▸ **Extracted material**
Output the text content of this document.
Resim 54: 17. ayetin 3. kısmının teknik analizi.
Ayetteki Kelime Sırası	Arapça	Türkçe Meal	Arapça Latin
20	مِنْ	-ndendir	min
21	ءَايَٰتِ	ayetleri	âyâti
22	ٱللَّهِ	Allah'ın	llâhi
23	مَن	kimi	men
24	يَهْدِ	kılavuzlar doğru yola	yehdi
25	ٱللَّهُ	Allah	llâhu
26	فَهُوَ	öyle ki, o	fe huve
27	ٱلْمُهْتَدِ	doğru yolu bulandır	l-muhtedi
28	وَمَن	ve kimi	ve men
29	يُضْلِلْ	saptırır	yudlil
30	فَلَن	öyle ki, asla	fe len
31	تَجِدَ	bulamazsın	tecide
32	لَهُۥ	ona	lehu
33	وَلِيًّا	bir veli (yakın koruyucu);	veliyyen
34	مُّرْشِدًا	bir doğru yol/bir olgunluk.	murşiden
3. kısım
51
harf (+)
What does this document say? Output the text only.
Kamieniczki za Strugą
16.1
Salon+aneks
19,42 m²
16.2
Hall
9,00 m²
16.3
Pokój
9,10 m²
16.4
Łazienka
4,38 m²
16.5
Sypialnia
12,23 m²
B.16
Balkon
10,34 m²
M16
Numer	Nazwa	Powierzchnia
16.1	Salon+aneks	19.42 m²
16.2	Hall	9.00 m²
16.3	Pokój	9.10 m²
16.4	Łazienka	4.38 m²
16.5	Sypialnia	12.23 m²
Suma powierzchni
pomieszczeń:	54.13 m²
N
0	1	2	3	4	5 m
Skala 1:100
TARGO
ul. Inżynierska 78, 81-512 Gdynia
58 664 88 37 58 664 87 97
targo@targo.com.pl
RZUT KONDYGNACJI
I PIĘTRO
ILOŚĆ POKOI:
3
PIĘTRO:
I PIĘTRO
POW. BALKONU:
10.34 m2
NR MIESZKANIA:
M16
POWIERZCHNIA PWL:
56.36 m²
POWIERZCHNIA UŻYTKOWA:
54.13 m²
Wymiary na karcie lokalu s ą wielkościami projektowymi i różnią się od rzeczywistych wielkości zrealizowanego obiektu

▸ **Aim**
Copy each line of the listing in which the word "Output" can be found.

▸ **Result for this task**
Output the text content of this document.
What does this document say? Output the text only.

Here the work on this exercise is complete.